Records =>
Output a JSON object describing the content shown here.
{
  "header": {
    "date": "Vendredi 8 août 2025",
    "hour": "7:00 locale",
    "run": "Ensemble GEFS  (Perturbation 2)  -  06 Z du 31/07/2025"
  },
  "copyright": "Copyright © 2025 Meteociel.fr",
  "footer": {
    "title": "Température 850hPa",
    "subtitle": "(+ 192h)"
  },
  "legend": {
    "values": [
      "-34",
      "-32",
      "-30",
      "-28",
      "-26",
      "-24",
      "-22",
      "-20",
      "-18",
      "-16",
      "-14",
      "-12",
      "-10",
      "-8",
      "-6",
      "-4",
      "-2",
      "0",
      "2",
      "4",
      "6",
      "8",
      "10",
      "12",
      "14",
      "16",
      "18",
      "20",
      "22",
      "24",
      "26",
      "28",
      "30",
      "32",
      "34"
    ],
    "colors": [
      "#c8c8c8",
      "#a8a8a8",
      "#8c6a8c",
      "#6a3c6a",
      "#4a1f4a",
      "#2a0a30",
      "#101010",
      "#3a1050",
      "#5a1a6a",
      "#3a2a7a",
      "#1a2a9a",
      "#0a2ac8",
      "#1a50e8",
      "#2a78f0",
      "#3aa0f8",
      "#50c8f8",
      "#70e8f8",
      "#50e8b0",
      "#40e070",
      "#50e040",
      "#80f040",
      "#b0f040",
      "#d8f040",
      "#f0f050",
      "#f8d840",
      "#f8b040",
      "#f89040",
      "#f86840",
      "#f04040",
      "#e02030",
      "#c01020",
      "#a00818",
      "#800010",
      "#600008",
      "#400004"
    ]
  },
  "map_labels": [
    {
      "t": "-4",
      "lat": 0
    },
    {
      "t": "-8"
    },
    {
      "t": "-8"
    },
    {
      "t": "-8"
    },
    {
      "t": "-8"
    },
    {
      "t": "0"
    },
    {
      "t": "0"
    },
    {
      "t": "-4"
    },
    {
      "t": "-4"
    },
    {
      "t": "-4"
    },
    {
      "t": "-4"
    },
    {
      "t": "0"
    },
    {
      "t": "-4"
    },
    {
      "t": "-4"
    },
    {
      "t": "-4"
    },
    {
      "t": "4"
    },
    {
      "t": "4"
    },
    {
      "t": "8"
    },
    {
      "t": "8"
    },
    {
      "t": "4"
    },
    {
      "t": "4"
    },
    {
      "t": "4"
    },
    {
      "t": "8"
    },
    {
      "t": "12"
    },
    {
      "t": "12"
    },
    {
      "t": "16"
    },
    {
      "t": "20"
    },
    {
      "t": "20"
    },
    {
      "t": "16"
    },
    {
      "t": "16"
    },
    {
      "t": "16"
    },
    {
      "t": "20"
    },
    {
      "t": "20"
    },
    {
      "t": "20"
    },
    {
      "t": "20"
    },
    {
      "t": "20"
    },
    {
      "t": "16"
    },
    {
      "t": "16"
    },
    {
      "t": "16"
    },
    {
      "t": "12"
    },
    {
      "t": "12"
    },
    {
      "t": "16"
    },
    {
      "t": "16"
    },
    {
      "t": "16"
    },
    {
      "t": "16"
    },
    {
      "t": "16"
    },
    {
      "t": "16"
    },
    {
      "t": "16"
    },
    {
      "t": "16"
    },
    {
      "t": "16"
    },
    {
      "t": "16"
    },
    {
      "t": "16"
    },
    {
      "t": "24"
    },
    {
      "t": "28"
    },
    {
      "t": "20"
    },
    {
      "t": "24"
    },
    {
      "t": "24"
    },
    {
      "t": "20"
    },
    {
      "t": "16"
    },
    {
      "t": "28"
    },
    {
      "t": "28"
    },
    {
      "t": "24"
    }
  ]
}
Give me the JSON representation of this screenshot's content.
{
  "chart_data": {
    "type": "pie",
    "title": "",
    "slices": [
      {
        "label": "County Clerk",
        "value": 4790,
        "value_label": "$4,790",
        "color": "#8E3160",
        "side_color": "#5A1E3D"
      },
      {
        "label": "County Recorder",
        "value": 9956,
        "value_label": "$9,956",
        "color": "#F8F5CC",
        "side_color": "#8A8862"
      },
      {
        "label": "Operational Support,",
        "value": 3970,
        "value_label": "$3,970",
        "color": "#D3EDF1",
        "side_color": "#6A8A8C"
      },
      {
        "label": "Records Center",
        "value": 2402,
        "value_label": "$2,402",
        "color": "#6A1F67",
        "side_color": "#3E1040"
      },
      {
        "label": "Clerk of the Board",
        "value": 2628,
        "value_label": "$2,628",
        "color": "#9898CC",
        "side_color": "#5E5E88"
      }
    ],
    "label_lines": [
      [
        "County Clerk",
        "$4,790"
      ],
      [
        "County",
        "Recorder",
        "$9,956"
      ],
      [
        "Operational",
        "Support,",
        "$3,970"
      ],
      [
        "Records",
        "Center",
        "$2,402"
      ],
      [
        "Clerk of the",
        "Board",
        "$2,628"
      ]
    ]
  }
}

TASK INSTRUCTIONS => Copy out all of the records shown above exactly.

FINISHED ANSWER =>
Output a JSON object describing the content shown here.
{
  "header": {
    "date": "Vendredi 8 août 2025",
    "hour": "7:00 locale",
    "run": "Ensemble GEFS  (Perturbation 2)  -  06 Z du 31/07/2025"
  },
  "copyright": "Copyright © 2025 Meteociel.fr",
  "footer": {
    "title": "Température 850hPa",
    "subtitle": "(+ 192h)"
  },
  "legend": {
    "values": [
      "-34",
      "-32",
      "-30",
      "-28",
      "-26",
      "-24",
      "-22",
      "-20",
      "-18",
      "-16",
      "-14",
      "-12",
      "-10",
      "-8",
      "-6",
      "-4",
      "-2",
      "0",
      "2",
      "4",
      "6",
      "8",
      "10",
      "12",
      "14",
      "16",
      "18",
      "20",
      "22",
      "24",
      "26",
      "28",
      "30",
      "32",
      "34"
    ],
    "colors": [
      "#c8c8c8",
      "#a8a8a8",
      "#8c6a8c",
      "#6a3c6a",
      "#4a1f4a",
      "#2a0a30",
      "#101010",
      "#3a1050",
      "#5a1a6a",
      "#3a2a7a",
      "#1a2a9a",
      "#0a2ac8",
      "#1a50e8",
      "#2a78f0",
      "#3aa0f8",
      "#50c8f8",
      "#70e8f8",
      "#50e8b0",
      "#40e070",
      "#50e040",
      "#80f040",
      "#b0f040",
      "#d8f040",
      "#f0f050",
      "#f8d840",
      "#f8b040",
      "#f89040",
      "#f86840",
      "#f04040",
      "#e02030",
      "#c01020",
      "#a00818",
      "#800010",
      "#600008",
      "#400004"
    ]
  },
  "map_labels": [
    {
      "t": "-4",
      "lat": 0
    },
    {
      "t": "-8"
    },
    {
      "t": "-8"
    },
    {
      "t": "-8"
    },
    {
      "t": "-8"
    },
    {
      "t": "0"
    },
    {
      "t": "0"
    },
    {
      "t": "-4"
    },
    {
      "t": "-4"
    },
    {
      "t": "-4"
    },
    {
      "t": "-4"
    },
    {
      "t": "0"
    },
    {
      "t": "-4"
    },
    {
      "t": "-4"
    },
    {
      "t": "-4"
    },
    {
      "t": "4"
    },
    {
      "t": "4"
    },
    {
      "t": "8"
    },
    {
      "t": "8"
    },
    {
      "t": "4"
    },
    {
      "t": "4"
    },
    {
      "t": "4"
    },
    {
      "t": "8"
    },
    {
      "t": "12"
    },
    {
      "t": "12"
    },
    {
      "t": "16"
    },
    {
      "t": "20"
    },
    {
      "t": "20"
    },
    {
      "t": "16"
    },
    {
      "t": "16"
    },
    {
      "t": "16"
    },
    {
      "t": "20"
    },
    {
      "t": "20"
    },
    {
      "t": "20"
    },
    {
      "t": "20"
    },
    {
      "t": "20"
    },
    {
      "t": "16"
    },
    {
      "t": "16"
    },
    {
      "t": "16"
    },
    {
      "t": "12"
    },
    {
      "t": "12"
    },
    {
      "t": "16"
    },
    {
      "t": "16"
    },
    {
      "t": "16"
    },
    {
      "t": "16"
    },
    {
      "t": "16"
    },
    {
      "t": "16"
    },
    {
      "t": "16"
    },
    {
      "t": "16"
    },
    {
      "t": "16"
    },
    {
      "t": "16"
    },
    {
      "t": "16"
    },
    {
      "t": "24"
    },
    {
      "t": "28"
    },
    {
      "t": "20"
    },
    {
      "t": "24"
    },
    {
      "t": "24"
    },
    {
      "t": "20"
    },
    {
      "t": "16"
    },
    {
      "t": "28"
    },
    {
      "t": "28"
    },
    {
      "t": "24"
    }
  ]
}
Give me the JSON representation of this screenshot's content.
{
  "chart_data": {
    "type": "pie",
    "title": "",
    "slices": [
      {
        "label": "County Clerk",
        "value": 4790,
        "value_label": "$4,790",
        "color": "#8E3160",
        "side_color": "#5A1E3D"
      },
      {
        "label": "County Recorder",
        "value": 9956,
        "value_label": "$9,956",
        "color": "#F8F5CC",
        "side_color": "#8A8862"
      },
      {
        "label": "Operational Support,",
        "value": 3970,
        "value_label": "$3,970",
        "color": "#D3EDF1",
        "side_color": "#6A8A8C"
      },
      {
        "label": "Records Center",
        "value": 2402,
        "value_label": "$2,402",
        "color": "#6A1F67",
        "side_color": "#3E1040"
      },
      {
        "label": "Clerk of the Board",
        "value": 2628,
        "value_label": "$2,628",
        "color": "#9898CC",
        "side_color": "#5E5E88"
      }
    ],
    "label_lines": [
      [
        "County Clerk",
        "$4,790"
      ],
      [
        "County",
        "Recorder",
        "$9,956"
      ],
      [
        "Operational",
        "Support,",
        "$3,970"
      ],
      [
        "Records",
        "Center",
        "$2,402"
      ],
      [
        "Clerk of the",
        "Board",
        "$2,628"
      ]
    ]
  }
}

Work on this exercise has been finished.